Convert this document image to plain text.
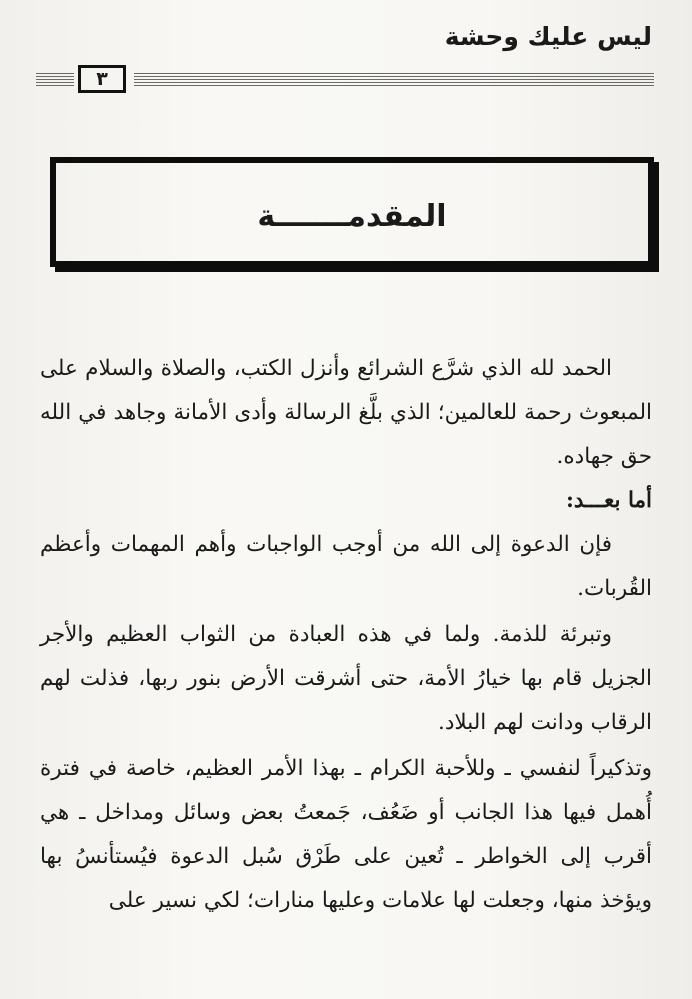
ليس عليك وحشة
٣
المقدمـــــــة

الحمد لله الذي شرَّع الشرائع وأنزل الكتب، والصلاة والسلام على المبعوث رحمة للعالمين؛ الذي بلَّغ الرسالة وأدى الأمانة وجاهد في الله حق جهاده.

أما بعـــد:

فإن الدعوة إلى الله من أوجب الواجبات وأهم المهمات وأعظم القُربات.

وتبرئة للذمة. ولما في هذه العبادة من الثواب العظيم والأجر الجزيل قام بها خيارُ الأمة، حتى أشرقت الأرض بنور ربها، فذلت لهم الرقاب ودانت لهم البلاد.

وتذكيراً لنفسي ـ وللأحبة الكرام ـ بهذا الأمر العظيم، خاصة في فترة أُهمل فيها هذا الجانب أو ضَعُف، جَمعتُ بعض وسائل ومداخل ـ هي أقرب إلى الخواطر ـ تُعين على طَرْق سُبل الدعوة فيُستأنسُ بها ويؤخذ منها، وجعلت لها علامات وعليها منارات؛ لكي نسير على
···
# [SHORT PROBLEM]
Without the pictures, print the whole listing exactly as given.

# [RESULT BELOW]
Convert this document image to plain text.
ليس عليك وحشة
٣
المقدمـــــــة

الحمد لله الذي شرَّع الشرائع وأنزل الكتب، والصلاة والسلام على المبعوث رحمة للعالمين؛ الذي بلَّغ الرسالة وأدى الأمانة وجاهد في الله حق جهاده.

أما بعـــد:

فإن الدعوة إلى الله من أوجب الواجبات وأهم المهمات وأعظم القُربات.

وتبرئة للذمة. ولما في هذه العبادة من الثواب العظيم والأجر الجزيل قام بها خيارُ الأمة، حتى أشرقت الأرض بنور ربها، فذلت لهم الرقاب ودانت لهم البلاد.

وتذكيراً لنفسي ـ وللأحبة الكرام ـ بهذا الأمر العظيم، خاصة في فترة أُهمل فيها هذا الجانب أو ضَعُف، جَمعتُ بعض وسائل ومداخل ـ هي أقرب إلى الخواطر ـ تُعين على طَرْق سُبل الدعوة فيُستأنسُ بها ويؤخذ منها، وجعلت لها علامات وعليها منارات؛ لكي نسير على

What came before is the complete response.